* **What you should do**: Select every line holding the word "것입니다" and copy it.

* **Given records**:
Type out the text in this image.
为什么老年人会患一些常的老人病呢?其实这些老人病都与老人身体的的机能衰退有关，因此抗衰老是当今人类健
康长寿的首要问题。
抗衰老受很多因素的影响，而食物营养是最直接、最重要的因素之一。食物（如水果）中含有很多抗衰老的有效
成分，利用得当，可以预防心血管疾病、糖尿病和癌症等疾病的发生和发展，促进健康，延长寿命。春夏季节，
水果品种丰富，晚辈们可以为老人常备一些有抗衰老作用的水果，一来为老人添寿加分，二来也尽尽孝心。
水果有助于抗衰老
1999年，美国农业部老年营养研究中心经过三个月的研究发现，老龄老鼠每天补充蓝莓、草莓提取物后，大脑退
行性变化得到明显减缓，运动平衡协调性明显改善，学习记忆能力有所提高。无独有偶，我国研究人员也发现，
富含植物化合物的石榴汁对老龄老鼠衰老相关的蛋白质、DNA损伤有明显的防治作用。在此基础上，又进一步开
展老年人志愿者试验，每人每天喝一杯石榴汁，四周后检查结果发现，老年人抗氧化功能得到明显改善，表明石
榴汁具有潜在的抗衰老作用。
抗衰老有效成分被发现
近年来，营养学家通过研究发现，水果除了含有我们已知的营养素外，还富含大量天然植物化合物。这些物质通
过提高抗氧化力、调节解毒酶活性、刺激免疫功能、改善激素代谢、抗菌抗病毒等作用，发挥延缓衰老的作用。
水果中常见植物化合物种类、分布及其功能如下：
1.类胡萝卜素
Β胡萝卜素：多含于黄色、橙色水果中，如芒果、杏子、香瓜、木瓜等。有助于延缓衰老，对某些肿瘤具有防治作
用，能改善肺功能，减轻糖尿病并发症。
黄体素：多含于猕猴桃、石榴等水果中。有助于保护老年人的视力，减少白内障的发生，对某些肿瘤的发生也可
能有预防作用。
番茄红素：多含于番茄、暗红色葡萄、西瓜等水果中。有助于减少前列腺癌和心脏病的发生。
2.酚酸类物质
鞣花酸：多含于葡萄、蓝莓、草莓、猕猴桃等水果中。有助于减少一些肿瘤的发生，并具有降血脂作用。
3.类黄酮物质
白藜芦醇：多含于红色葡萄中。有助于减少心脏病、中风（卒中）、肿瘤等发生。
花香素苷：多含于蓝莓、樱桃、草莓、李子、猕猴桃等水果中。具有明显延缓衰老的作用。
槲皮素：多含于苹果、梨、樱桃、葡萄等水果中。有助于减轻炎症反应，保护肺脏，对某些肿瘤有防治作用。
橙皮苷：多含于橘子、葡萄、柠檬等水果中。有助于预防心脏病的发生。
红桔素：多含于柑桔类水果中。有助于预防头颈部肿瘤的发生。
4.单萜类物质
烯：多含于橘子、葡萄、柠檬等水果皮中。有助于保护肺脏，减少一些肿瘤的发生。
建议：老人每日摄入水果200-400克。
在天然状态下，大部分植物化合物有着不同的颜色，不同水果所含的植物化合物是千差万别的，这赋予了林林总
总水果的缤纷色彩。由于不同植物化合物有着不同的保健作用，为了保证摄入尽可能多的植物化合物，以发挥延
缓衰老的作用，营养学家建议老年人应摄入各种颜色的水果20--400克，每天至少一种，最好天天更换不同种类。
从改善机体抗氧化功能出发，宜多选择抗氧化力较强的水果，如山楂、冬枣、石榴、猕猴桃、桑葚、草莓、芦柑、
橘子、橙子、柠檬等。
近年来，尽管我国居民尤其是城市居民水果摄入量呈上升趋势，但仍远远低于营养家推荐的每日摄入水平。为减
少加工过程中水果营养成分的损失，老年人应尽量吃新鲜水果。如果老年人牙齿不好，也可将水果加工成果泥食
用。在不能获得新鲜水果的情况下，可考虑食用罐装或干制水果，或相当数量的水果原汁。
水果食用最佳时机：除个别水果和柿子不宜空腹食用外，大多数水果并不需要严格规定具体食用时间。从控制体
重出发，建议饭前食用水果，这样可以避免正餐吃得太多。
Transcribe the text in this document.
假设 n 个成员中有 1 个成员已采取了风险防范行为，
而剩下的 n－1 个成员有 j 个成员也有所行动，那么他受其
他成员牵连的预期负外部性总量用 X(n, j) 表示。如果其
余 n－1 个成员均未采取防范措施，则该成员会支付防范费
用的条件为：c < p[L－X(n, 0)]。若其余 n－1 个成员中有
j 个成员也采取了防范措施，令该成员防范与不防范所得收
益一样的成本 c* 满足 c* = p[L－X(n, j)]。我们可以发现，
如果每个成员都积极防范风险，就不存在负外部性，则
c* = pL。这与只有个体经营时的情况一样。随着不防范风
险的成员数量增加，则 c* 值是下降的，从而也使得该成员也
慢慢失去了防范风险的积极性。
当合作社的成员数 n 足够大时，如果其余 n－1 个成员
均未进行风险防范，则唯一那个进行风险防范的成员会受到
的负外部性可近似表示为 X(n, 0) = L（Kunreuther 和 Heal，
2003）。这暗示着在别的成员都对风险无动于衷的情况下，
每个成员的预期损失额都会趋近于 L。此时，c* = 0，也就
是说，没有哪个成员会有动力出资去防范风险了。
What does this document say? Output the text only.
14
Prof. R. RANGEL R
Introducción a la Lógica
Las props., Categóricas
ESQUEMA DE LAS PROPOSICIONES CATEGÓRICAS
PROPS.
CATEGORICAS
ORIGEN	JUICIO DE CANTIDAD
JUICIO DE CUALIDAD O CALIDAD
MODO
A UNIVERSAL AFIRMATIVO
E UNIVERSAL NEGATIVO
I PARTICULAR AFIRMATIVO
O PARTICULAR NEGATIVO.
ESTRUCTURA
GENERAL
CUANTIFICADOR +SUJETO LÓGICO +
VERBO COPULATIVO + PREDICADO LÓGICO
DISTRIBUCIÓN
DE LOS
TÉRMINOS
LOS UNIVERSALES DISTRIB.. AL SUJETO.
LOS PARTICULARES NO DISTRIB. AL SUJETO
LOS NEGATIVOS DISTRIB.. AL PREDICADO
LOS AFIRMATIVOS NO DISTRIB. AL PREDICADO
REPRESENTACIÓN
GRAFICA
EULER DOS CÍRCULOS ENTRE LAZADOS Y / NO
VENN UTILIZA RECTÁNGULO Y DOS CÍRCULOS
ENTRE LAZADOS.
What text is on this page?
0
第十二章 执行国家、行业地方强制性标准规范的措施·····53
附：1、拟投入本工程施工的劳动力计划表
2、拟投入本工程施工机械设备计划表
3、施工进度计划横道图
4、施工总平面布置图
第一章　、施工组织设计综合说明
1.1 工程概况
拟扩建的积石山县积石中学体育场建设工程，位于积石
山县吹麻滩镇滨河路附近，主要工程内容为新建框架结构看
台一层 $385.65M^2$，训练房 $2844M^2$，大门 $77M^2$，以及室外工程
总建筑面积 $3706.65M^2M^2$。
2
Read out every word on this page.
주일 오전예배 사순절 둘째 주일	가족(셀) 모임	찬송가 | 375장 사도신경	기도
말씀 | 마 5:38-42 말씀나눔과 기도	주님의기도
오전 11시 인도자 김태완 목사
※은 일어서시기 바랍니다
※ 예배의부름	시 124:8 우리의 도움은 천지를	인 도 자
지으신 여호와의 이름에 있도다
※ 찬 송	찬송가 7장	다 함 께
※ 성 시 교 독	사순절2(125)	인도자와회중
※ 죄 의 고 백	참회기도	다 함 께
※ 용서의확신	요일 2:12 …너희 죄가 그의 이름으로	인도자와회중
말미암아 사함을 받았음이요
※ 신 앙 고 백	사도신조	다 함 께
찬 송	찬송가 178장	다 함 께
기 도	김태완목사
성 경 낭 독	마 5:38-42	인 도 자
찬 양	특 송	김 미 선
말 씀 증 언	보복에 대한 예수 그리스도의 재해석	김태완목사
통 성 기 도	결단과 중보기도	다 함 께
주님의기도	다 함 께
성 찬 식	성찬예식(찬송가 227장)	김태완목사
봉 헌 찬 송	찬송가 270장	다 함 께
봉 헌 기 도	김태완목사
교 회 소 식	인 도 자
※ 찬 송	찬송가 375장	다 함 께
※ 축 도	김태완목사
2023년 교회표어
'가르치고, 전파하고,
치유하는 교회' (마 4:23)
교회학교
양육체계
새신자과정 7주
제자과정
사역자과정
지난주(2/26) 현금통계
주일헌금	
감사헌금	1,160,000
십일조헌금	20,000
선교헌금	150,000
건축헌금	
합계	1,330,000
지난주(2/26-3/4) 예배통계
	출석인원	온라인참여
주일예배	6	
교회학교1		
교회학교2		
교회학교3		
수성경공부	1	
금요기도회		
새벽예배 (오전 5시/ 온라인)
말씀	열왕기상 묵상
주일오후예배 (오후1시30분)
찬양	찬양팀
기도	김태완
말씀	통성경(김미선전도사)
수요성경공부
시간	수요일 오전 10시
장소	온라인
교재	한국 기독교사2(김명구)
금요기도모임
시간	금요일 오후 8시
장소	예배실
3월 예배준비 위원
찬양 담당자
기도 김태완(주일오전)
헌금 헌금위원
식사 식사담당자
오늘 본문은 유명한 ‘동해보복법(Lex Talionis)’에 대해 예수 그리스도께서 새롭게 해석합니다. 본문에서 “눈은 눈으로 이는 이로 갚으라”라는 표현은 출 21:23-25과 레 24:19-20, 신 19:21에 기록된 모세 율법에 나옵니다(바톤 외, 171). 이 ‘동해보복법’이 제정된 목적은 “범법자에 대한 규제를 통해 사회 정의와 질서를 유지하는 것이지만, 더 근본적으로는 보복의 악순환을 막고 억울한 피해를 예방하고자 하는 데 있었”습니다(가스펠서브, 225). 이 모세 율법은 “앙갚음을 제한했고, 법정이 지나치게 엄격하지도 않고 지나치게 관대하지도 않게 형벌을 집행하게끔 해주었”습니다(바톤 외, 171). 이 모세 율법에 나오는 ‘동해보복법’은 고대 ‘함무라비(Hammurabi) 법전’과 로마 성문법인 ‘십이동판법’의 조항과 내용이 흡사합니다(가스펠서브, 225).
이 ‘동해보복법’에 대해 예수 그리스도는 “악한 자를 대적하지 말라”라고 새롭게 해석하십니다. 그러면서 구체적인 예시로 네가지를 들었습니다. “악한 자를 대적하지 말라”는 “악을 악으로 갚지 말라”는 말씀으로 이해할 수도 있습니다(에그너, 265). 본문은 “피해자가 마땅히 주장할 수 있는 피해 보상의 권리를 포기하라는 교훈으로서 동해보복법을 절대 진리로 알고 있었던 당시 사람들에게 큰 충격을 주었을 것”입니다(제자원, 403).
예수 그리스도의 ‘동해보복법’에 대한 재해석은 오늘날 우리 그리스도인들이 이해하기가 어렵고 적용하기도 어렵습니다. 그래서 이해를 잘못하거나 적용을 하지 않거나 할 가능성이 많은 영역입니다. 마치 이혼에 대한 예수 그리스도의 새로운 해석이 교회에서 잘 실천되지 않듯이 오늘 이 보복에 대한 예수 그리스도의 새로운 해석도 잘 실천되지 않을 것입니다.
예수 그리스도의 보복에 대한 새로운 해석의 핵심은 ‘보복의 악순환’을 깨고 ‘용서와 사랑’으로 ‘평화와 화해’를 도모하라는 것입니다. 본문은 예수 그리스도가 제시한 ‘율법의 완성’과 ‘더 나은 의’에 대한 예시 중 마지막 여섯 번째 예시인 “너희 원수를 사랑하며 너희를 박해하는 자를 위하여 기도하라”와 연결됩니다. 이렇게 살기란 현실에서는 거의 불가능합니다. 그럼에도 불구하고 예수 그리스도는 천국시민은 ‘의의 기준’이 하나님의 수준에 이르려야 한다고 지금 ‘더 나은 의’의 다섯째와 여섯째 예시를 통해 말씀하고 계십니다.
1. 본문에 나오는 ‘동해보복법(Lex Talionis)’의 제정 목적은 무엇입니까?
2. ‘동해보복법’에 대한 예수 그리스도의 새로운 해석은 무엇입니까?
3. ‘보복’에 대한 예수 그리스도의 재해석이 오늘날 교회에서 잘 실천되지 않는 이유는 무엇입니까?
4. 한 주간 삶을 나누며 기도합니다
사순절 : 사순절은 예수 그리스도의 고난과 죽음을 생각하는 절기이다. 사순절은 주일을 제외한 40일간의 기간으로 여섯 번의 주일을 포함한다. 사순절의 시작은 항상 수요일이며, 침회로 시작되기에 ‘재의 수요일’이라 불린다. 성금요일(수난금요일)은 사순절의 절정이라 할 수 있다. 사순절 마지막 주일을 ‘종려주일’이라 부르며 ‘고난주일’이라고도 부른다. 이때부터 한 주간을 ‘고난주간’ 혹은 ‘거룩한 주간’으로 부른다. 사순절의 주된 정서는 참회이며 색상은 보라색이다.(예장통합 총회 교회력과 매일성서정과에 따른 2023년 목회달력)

* **Answer for the task**:
예수 그리스도의 ‘동해보복법’에 대한 재해석은 오늘날 우리 그리스도인들이 이해하기가 어렵고 적용하기도 어렵습니다. 그래서 이해를 잘못하거나 적용을 하지 않거나 할 가능성이 많은 영역입니다. 마치 이혼에 대한 예수 그리스도의 새로운 해석이 교회에서 잘 실천되지 않듯이 오늘 이 보복에 대한 예수 그리스도의 새로운 해석도 잘 실천되지 않을 것입니다.
예수 그리스도의 보복에 대한 새로운 해석의 핵심은 ‘보복의 악순환’을 깨고 ‘용서와 사랑’으로 ‘평화와 화해’를 도모하라는 것입니다. 본문은 예수 그리스도가 제시한 ‘율법의 완성’과 ‘더 나은 의’에 대한 예시 중 마지막 여섯 번째 예시인 “너희 원수를 사랑하며 너희를 박해하는 자를 위하여 기도하라”와 연결됩니다. 이렇게 살기란 현실에서는 거의 불가능합니다. 그럼에도 불구하고 예수 그리스도는 천국시민은 ‘의의 기준’이 하나님의 수준에 이르려야 한다고 지금 ‘더 나은 의’의 다섯째와 여섯째 예시를 통해 말씀하고 계십니다.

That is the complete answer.